Given task:
Search the data for the word "размеры" and copy every line that contains it.

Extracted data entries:
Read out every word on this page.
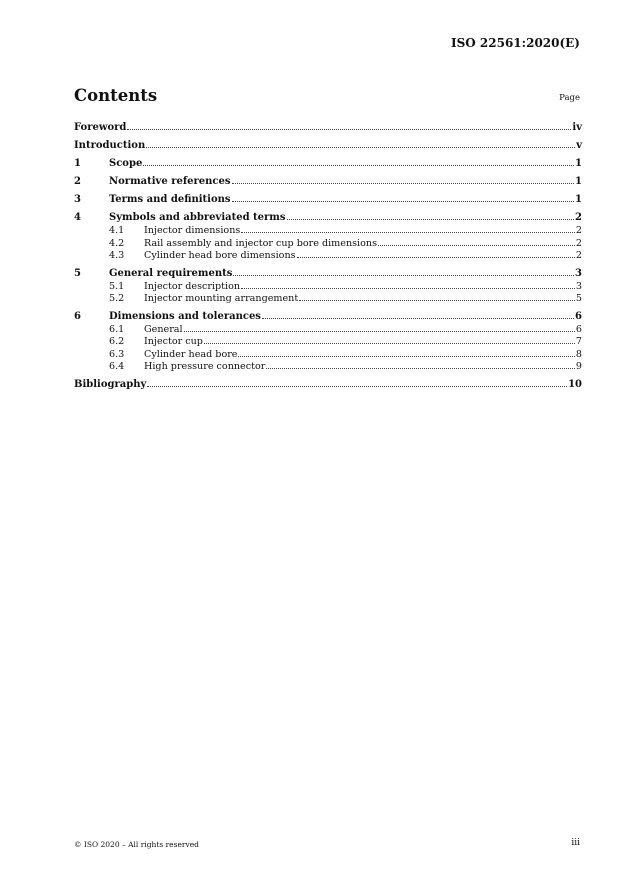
ISO 22561:2020(E)
Contents	Page
Foreword	iv
Introduction	v
1	Scope	1
2	Normative references	1
3	Terms and definitions	1
4	Symbols and abbreviated terms	2
4.1	Injector dimensions	2
4.2	Rail assembly and injector cup bore dimensions	2
4.3	Cylinder head bore dimensions	2
5	General requirements	3
5.1	Injector description	3
5.2	Injector mounting arrangement	5
6	Dimensions and tolerances	6
6.1	General	6
6.2	Injector cup	7
6.3	Cylinder head bore	8
6.4	High pressure connector	9
Bibliography	10
© ISO 2020 – All rights reserved	iii
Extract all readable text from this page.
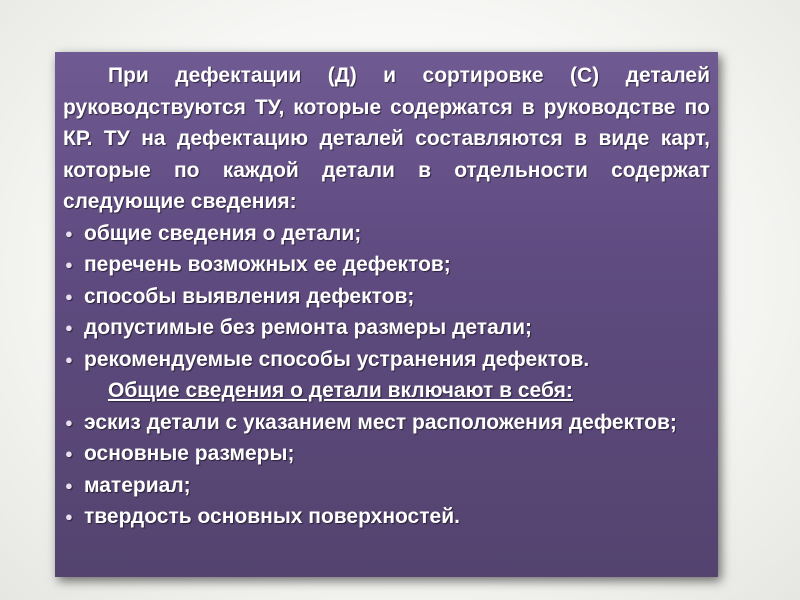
При дефектации (Д) и сортировке (С) деталей руководствуются ТУ, которые содержатся в руководстве по КР. ТУ на дефектацию деталей составляются в виде карт, которые по каждой детали в отдельности содержат следующие сведения:

● общие сведения о детали;
● перечень возможных ее дефектов;
● способы выявления дефектов;
● допустимые без ремонта размеры детали;
● рекомендуемые способы устранения дефектов.

Общие сведения о детали включают в себя:

● эскиз детали с указанием мест расположения дефектов;
● основные размеры;
● материал;
● твердость основных поверхностей.
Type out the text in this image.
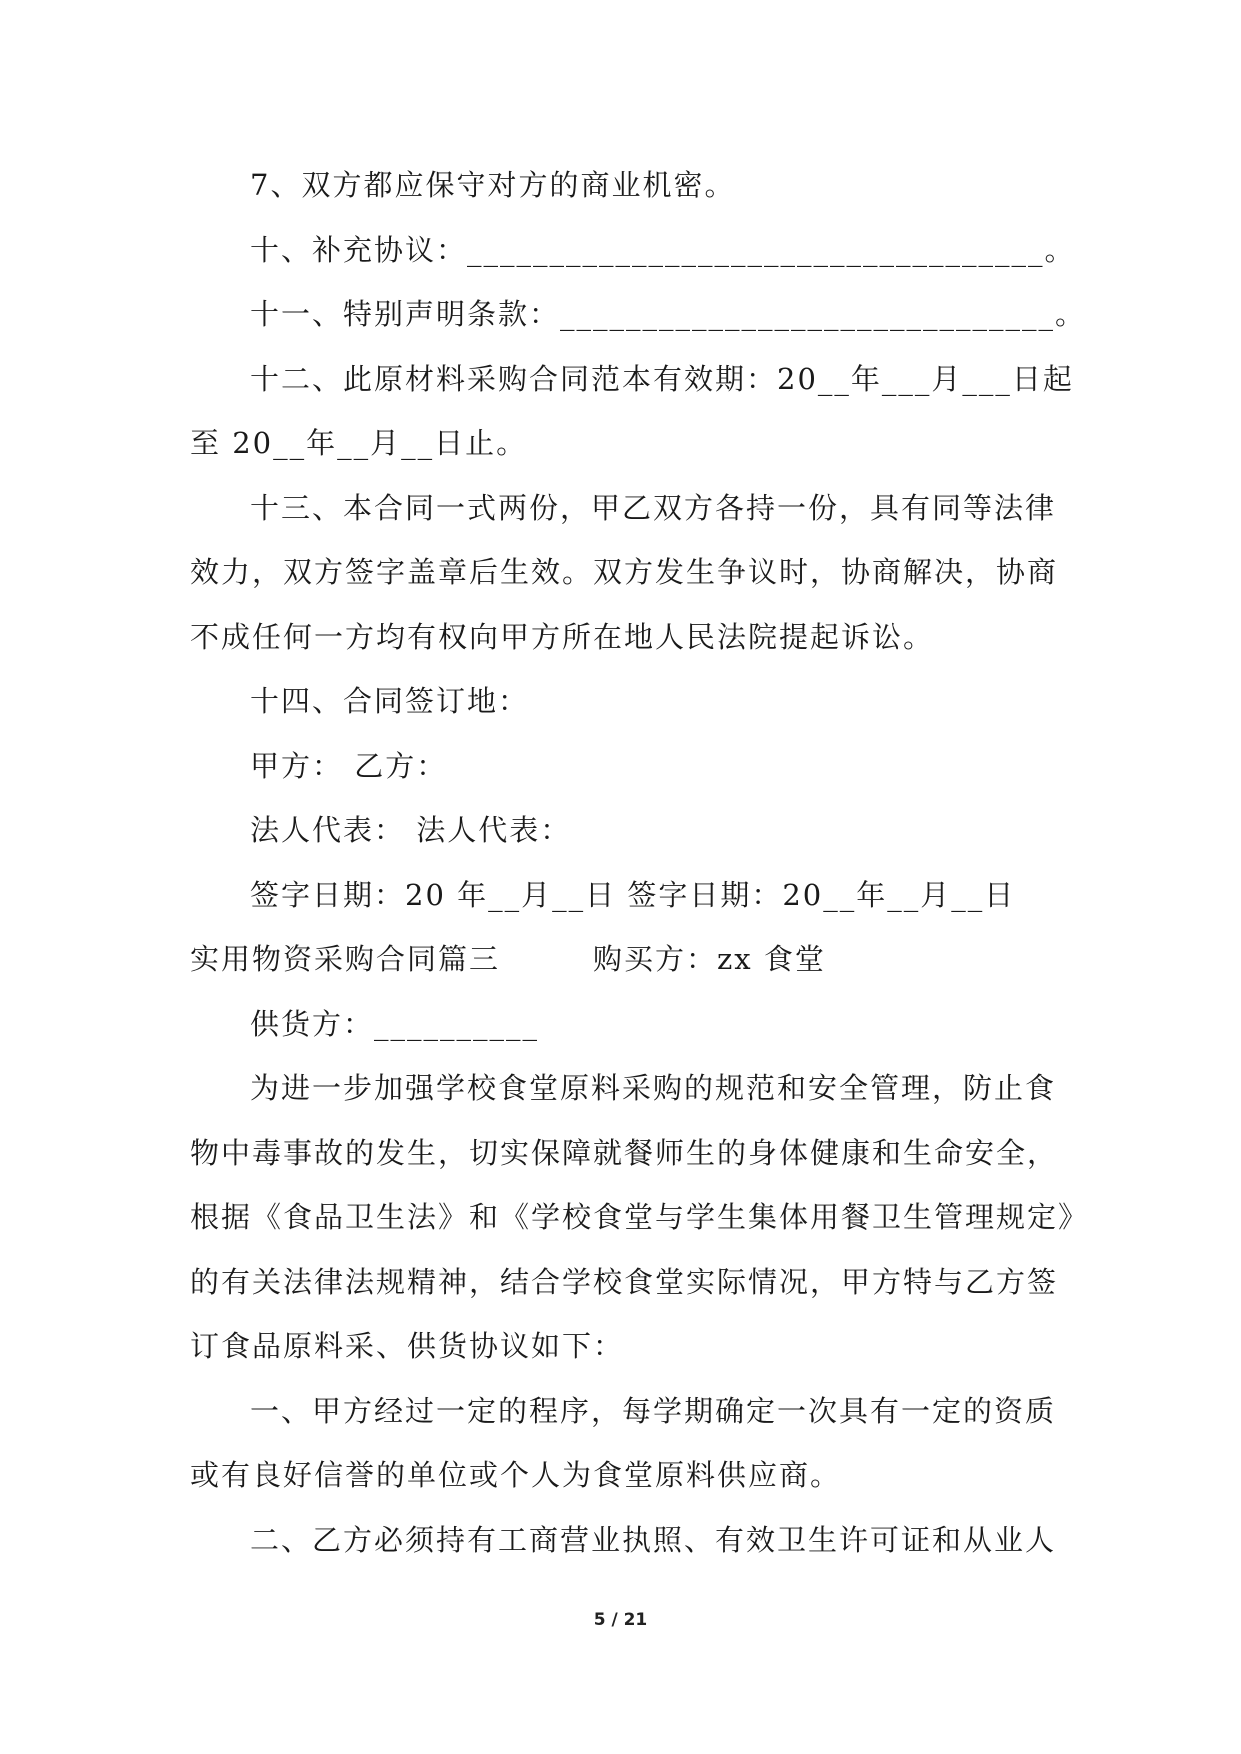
7、双方都应保守对方的商业机密。
十、补充协议：___________________________________。
十一、特别声明条款：______________________________。
十二、此原材料采购合同范本有效期：20__年___月___日起
至 20__年__月__日止。
十三、本合同一式两份，甲乙双方各持一份，具有同等法律
效力，双方签字盖章后生效。双方发生争议时，协商解决，协商
不成任何一方均有权向甲方所在地人民法院提起诉讼。
十四、合同签订地：
甲方： 乙方：
法人代表： 法人代表：
签字日期：20 年__月__日 签字日期：20__年__月__日
实用物资采购合同篇三　　　购买方：zx 食堂
供货方：__________
为进一步加强学校食堂原料采购的规范和安全管理，防止食
物中毒事故的发生，切实保障就餐师生的身体健康和生命安全，
根据《食品卫生法》和《学校食堂与学生集体用餐卫生管理规定》
的有关法律法规精神，结合学校食堂实际情况，甲方特与乙方签
订食品原料采、供货协议如下：
一、甲方经过一定的程序，每学期确定一次具有一定的资质
或有良好信誉的单位或个人为食堂原料供应商。
二、乙方必须持有工商营业执照、有效卫生许可证和从业人
5 / 21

Complete answer:
● допустимые без ремонта размеры детали;
● основные размеры;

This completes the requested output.